Requirement ▸
Reproduce verbatim the portion of the items that begins with the line containing "y-tick-label: 200 xyxy=(71,107,93,122)" and ends with the line containing "x-axis-ticks: Dec-19 Mar-20", including both of those lines.

Rows ▸

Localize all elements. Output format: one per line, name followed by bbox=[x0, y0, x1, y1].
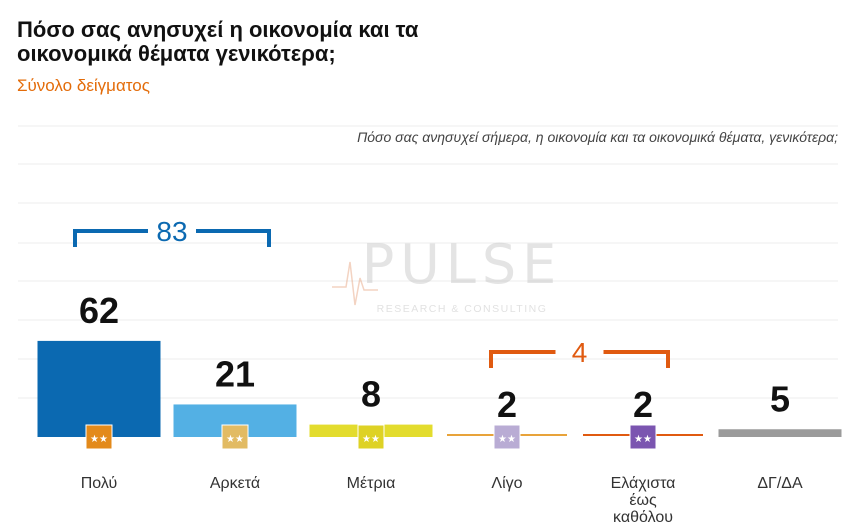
stars-yellow-icon: ★★ bbox=[357, 424, 385, 450]
category-label-5: ΔΓ/ΔΑ bbox=[757, 475, 803, 492]
bracket-left-1 bbox=[489, 350, 556, 368]
survey-question: Πόσο σας ανησυχεί σήμερα, η οικονομία κα… bbox=[357, 129, 838, 145]
icon-stars-2: ★★ bbox=[362, 434, 380, 445]
chart-title-line-1: Πόσο σας ανησυχεί η οικονομία και τα bbox=[17, 17, 419, 42]
icon-stars-3: ★★ bbox=[498, 434, 516, 445]
chart-subtitle: Σύνολο δείγματος bbox=[17, 76, 150, 95]
chart-title: Πόσο σας ανησυχεί η οικονομία και τα οικ… bbox=[17, 18, 418, 66]
icon-badge-bg-1 bbox=[221, 424, 249, 450]
bracket-left-0 bbox=[73, 229, 148, 247]
group-bracket-0: 83 bbox=[73, 216, 271, 247]
stars-lilac-icon: ★★ bbox=[493, 424, 521, 450]
icon-badge-bg-4 bbox=[629, 424, 657, 450]
stars-tan-icon: ★★ bbox=[221, 424, 249, 450]
pulse-watermark: PULSE RESEARCH & CONSULTING bbox=[332, 233, 563, 315]
category-label-0: Πολύ bbox=[81, 475, 118, 492]
value-label-3: 2 bbox=[497, 384, 517, 425]
bracket-right-1 bbox=[603, 350, 670, 368]
icon-badge-bg-3 bbox=[493, 424, 521, 450]
value-label-1: 21 bbox=[215, 353, 255, 394]
value-label-2: 8 bbox=[361, 374, 381, 415]
stars-orange-icon: ★★ bbox=[85, 424, 113, 450]
category-label-4-line-1: έως bbox=[629, 492, 657, 509]
icon-stars-4: ★★ bbox=[634, 434, 652, 445]
stars-purple-icon: ★★ bbox=[629, 424, 657, 450]
bar-0 bbox=[37, 340, 161, 437]
value-label-5: 5 bbox=[770, 378, 790, 419]
value-label-0: 62 bbox=[79, 290, 119, 331]
group-total-label-0: 83 bbox=[156, 216, 187, 247]
category-label-4-line-0: Ελάχιστα bbox=[611, 475, 676, 492]
category-label-2: Μέτρια bbox=[347, 475, 396, 492]
category-label-3: Λίγο bbox=[491, 475, 522, 492]
group-bracket-1: 4 bbox=[489, 337, 670, 368]
icon-stars-1: ★★ bbox=[226, 434, 244, 445]
value-label-4: 2 bbox=[633, 384, 653, 425]
group-total-label-1: 4 bbox=[572, 337, 588, 368]
watermark-brand: PULSE bbox=[362, 233, 563, 296]
category-label-1: Αρκετά bbox=[210, 475, 260, 492]
icon-badge-bg-0 bbox=[85, 424, 113, 450]
bar-5 bbox=[718, 429, 842, 437]
chart-title-line-2: οικονομικά θέματα γενικότερα; bbox=[17, 41, 336, 66]
icon-stars-0: ★★ bbox=[90, 434, 108, 445]
icon-badge-bg-2 bbox=[357, 424, 385, 450]
watermark-tagline: RESEARCH & CONSULTING bbox=[377, 303, 548, 315]
watermark-pulse-icon bbox=[332, 261, 378, 306]
bracket-right-0 bbox=[196, 229, 271, 247]
category-label-4-line-2: καθόλου bbox=[613, 509, 673, 526]
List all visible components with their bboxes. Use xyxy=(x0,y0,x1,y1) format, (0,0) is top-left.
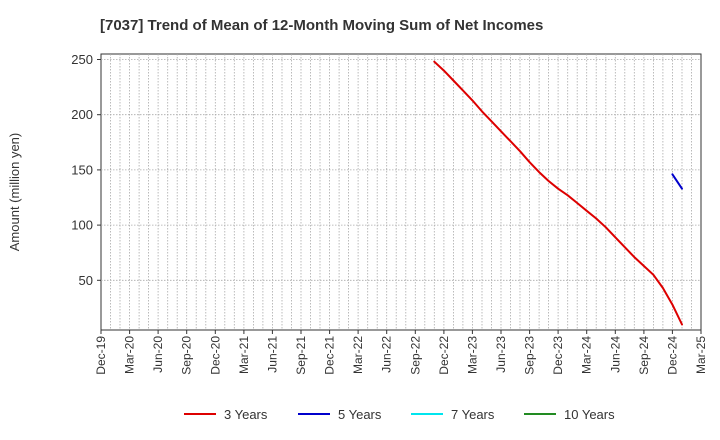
y-tick-label: 200 xyxy=(71,107,93,122)
x-tick-label: Jun-20 xyxy=(151,336,165,373)
x-tick-label: Jun-23 xyxy=(494,336,508,373)
x-tick-label: Dec-23 xyxy=(551,336,565,375)
x-tick-label: Dec-19 xyxy=(94,336,108,375)
x-tick-label: Dec-24 xyxy=(665,336,679,375)
x-tick-label: Sep-24 xyxy=(637,336,651,375)
x-tick-label: Mar-23 xyxy=(465,336,479,374)
x-tick-label: Dec-22 xyxy=(437,336,451,375)
x-tick-label: Sep-20 xyxy=(180,336,194,375)
x-tick-label: Jun-24 xyxy=(608,336,622,373)
y-tick-label: 100 xyxy=(71,218,93,233)
legend-label: 10 Years xyxy=(564,407,615,422)
x-tick-label: Sep-21 xyxy=(294,336,308,375)
chart-title: [7037] Trend of Mean of 12-Month Moving … xyxy=(100,17,543,34)
x-tick-label: Mar-25 xyxy=(694,336,708,374)
grid xyxy=(101,54,701,330)
x-tick-label: Dec-20 xyxy=(208,336,222,375)
x-tick-label: Mar-22 xyxy=(351,336,365,374)
x-tick-label: Mar-20 xyxy=(123,336,137,374)
x-tick-label: Mar-21 xyxy=(237,336,251,374)
legend: 3 Years 5 Years 7 Years 10 Years xyxy=(184,407,615,422)
y-tick-label: 250 xyxy=(71,52,93,67)
series-lines xyxy=(433,60,683,326)
legend-label: 5 Years xyxy=(338,407,382,422)
x-tick-label: Sep-22 xyxy=(408,336,422,375)
y-tick-label: 150 xyxy=(71,162,93,177)
x-axis-ticks: Dec-19 Mar-20 Jun-20 Sep-20 Dec-20 Mar-21 Jun-… xyxy=(94,330,708,375)
legend-label: 3 Years xyxy=(224,407,268,422)
series-line-5-years xyxy=(671,173,683,190)
x-tick-label: Dec-21 xyxy=(323,336,337,375)
x-tick-label: Mar-24 xyxy=(580,336,594,374)
y-axis-ticks: 50 100 150 200 250 xyxy=(71,52,101,288)
x-tick-label: Jun-21 xyxy=(265,336,279,373)
y-tick-label: 50 xyxy=(79,273,93,288)
y-axis-label: Amount (million yen) xyxy=(7,133,22,252)
plot-area xyxy=(100,53,702,331)
x-tick-label: Sep-23 xyxy=(523,336,537,375)
series-line-3-years xyxy=(433,60,683,326)
x-tick-label: Jun-22 xyxy=(380,336,394,373)
legend-label: 7 Years xyxy=(451,407,495,422)
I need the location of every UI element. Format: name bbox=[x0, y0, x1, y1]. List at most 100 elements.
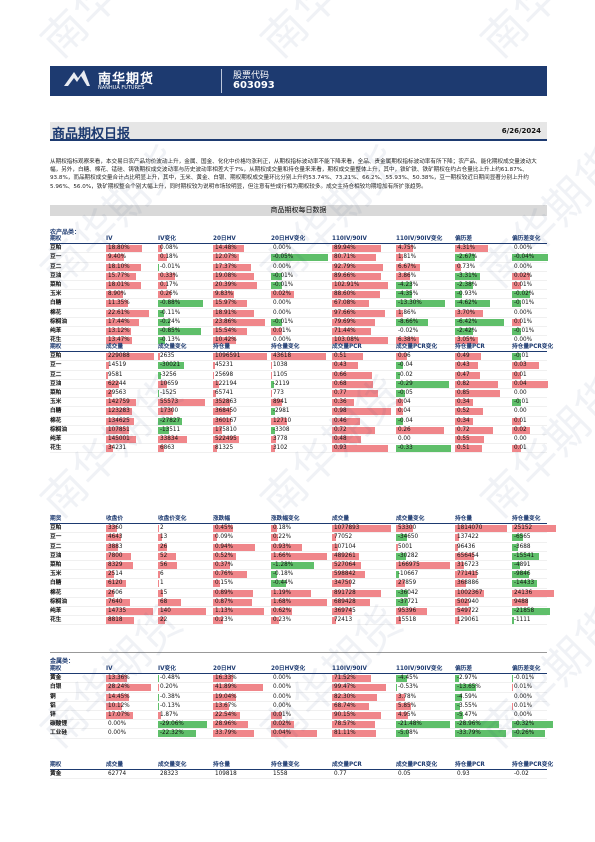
data-cell: 0.26% bbox=[158, 290, 209, 299]
row-label: 花生 bbox=[50, 617, 62, 624]
metal-volume-table: 期权 成交量 成交量变化 持仓量 持仓量变化 成交量PCR 成交量PCR变化 持仓量PCR 持仓… bbox=[50, 761, 553, 780]
data-cell: 0.00 bbox=[396, 435, 451, 443]
data-bar bbox=[332, 693, 377, 701]
column-header: IV bbox=[106, 666, 113, 672]
data-cell: -0.13% bbox=[158, 336, 209, 345]
cell-value: 78.57% bbox=[334, 721, 356, 728]
data-bar bbox=[106, 534, 121, 542]
table-row: 豆油 7800 52 0.52% 1.66% 489261 -30282 656454 -155… bbox=[50, 552, 547, 561]
cell-value: 0.36 bbox=[334, 399, 347, 406]
data-bar bbox=[396, 417, 404, 425]
cell-value: -0.01% bbox=[160, 263, 181, 270]
data-cell: 97.66% bbox=[332, 309, 392, 317]
data-cell: 11.35% bbox=[106, 299, 154, 308]
data-bar bbox=[512, 580, 537, 588]
data-bar bbox=[271, 318, 283, 326]
row-label: 棕榈油 bbox=[50, 426, 68, 433]
cell-value: 6 bbox=[160, 571, 164, 578]
cell-value: 522495 bbox=[215, 435, 237, 442]
cell-value: 82.30% bbox=[334, 693, 356, 700]
cell-value: 18.01% bbox=[108, 281, 130, 288]
cell-value: 0.72 bbox=[457, 426, 470, 433]
cell-value: 15.97% bbox=[215, 300, 237, 307]
data-bar bbox=[158, 534, 163, 542]
data-cell: 4.31% bbox=[455, 244, 508, 253]
data-bar bbox=[396, 589, 408, 597]
cell-value: -4.23% bbox=[398, 281, 419, 288]
data-cell: -27827 bbox=[158, 417, 209, 425]
data-cell: 15 bbox=[158, 589, 209, 597]
data-bar bbox=[271, 598, 328, 606]
data-cell: 0.01% bbox=[271, 327, 328, 335]
data-bar bbox=[332, 327, 371, 335]
column-header: 偏历差 bbox=[455, 236, 473, 242]
cell-value: 107851 bbox=[108, 426, 130, 433]
cell-value: -0.01% bbox=[514, 327, 535, 334]
row-label: 豆油 bbox=[50, 380, 62, 387]
data-cell: -29.06% bbox=[158, 720, 209, 729]
cell-value: 0.37% bbox=[215, 561, 234, 568]
data-cell: 89.66% bbox=[332, 272, 392, 280]
data-bar bbox=[332, 417, 360, 425]
stock-code-label: 股票代码 bbox=[233, 71, 270, 81]
data-cell: 18.91% bbox=[213, 309, 267, 317]
column-header: 期货 bbox=[50, 516, 62, 522]
data-cell: 14735 bbox=[106, 607, 154, 615]
data-cell: -0.85% bbox=[158, 327, 209, 335]
cell-value: 0.18% bbox=[160, 254, 179, 261]
cell-value: 0.02% bbox=[514, 272, 533, 279]
cell-value: -0.04 bbox=[398, 362, 413, 369]
data-bar bbox=[158, 371, 161, 379]
data-cell: -2.67% bbox=[455, 253, 508, 262]
data-bar bbox=[396, 580, 405, 588]
cell-value: 3883 bbox=[108, 543, 123, 550]
data-cell: 0.01 bbox=[512, 417, 557, 425]
data-cell: 0.34 bbox=[455, 398, 508, 407]
data-cell: 1.66% bbox=[271, 552, 328, 560]
column-header: 持仓量变化 bbox=[512, 516, 541, 522]
column-header: 成交量变化 bbox=[158, 762, 187, 768]
data-cell: 0.00% bbox=[271, 299, 328, 307]
data-bar bbox=[106, 281, 141, 289]
data-bar bbox=[512, 543, 519, 551]
cell-value: -15541 bbox=[514, 552, 535, 559]
data-cell: -0.11% bbox=[158, 309, 209, 317]
cell-value: 6.67% bbox=[398, 263, 417, 270]
data-cell: -9846 bbox=[512, 570, 557, 579]
cell-value: -1.28% bbox=[273, 561, 294, 568]
data-cell: 6.67% bbox=[396, 263, 451, 271]
cell-value: 360167 bbox=[215, 417, 237, 424]
column-header: 20日HV变化 bbox=[271, 236, 306, 242]
title-bar: 商品期权日报 6/26/2024 bbox=[50, 122, 547, 142]
table-row: 豆一 14519 -30021 45231 1038 0.43 -0.04 0.43 0.03 bbox=[50, 361, 547, 371]
data-bar bbox=[512, 598, 529, 606]
data-bar bbox=[106, 353, 154, 361]
cell-value: 0.26% bbox=[160, 291, 179, 298]
data-cell: 1.81% bbox=[396, 253, 451, 262]
data-bar bbox=[512, 300, 521, 308]
cell-value: 4643 bbox=[108, 534, 123, 541]
cell-value: 6120 bbox=[108, 580, 123, 587]
cell-value: 689428 bbox=[334, 598, 356, 605]
data-bar bbox=[332, 730, 377, 738]
column-header: 持仓量变化 bbox=[271, 762, 300, 768]
data-cell: 65741 bbox=[213, 389, 267, 397]
page-title: 商品期权日报 bbox=[52, 127, 131, 142]
data-cell: 13.67% bbox=[213, 702, 267, 710]
data-bar bbox=[332, 263, 383, 271]
data-bar bbox=[512, 730, 546, 738]
data-bar bbox=[332, 617, 336, 625]
data-bar bbox=[396, 362, 404, 370]
cell-value: 43618 bbox=[273, 353, 292, 360]
data-bar bbox=[271, 561, 314, 569]
cell-value: 95396 bbox=[398, 607, 417, 614]
data-bar bbox=[455, 380, 499, 388]
cell-value: 55573 bbox=[160, 399, 179, 406]
data-cell: 34231 bbox=[106, 444, 154, 453]
data-cell: 102.91% bbox=[332, 281, 392, 289]
data-cell: -0.02% bbox=[512, 290, 557, 299]
table-row: 白银 28.24% 0.20% 41.89% 0.00% 99.47% -0.53% -13.… bbox=[50, 683, 547, 693]
column-header: 涨跌幅变化 bbox=[271, 516, 300, 522]
row-label: 豆一 bbox=[50, 534, 62, 541]
cell-value: 0.00% bbox=[273, 300, 292, 307]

Solution below ▸
y-tick-label: 200 xyxy=(71,107,93,122)
x-tick-label: Jun-20 xyxy=(151,336,165,373)
x-tick-label: Jun-23 xyxy=(494,336,508,373)
x-tick-label: Dec-23 xyxy=(551,336,565,375)
x-tick-label: Dec-19 xyxy=(94,336,108,375)
x-tick-label: Dec-24 xyxy=(665,336,679,375)
x-tick-label: Sep-24 xyxy=(637,336,651,375)
x-tick-label: Mar-23 xyxy=(465,336,479,374)
x-tick-label: Dec-22 xyxy=(437,336,451,375)
x-tick-label: Sep-20 xyxy=(180,336,194,375)
x-tick-label: Jun-24 xyxy=(608,336,622,373)
y-tick-label: 100 xyxy=(71,218,93,233)
legend-label: 10 Years xyxy=(564,407,615,422)
x-tick-label: Sep-21 xyxy=(294,336,308,375)
chart-title: [7037] Trend of Mean of 12-Month Moving … xyxy=(100,17,543,34)
x-tick-label: Mar-25 xyxy=(694,336,708,374)
grid xyxy=(101,54,701,330)
x-tick-label: Dec-20 xyxy=(208,336,222,375)
x-tick-label: Mar-22 xyxy=(351,336,365,374)
x-tick-label: Mar-20 xyxy=(123,336,137,374)
x-tick-label: Mar-21 xyxy=(237,336,251,374)
legend: 3 Years 5 Years 7 Years 10 Years xyxy=(184,407,615,422)
y-tick-label: 250 xyxy=(71,52,93,67)
series-lines xyxy=(433,60,683,326)
legend-label: 5 Years xyxy=(338,407,382,422)
x-tick-label: Sep-22 xyxy=(408,336,422,375)
y-tick-label: 150 xyxy=(71,162,93,177)
x-axis-ticks: Dec-19 Mar-20 Jun-20 Sep-20 Dec-20 Mar-21 Jun-… xyxy=(94,330,708,375)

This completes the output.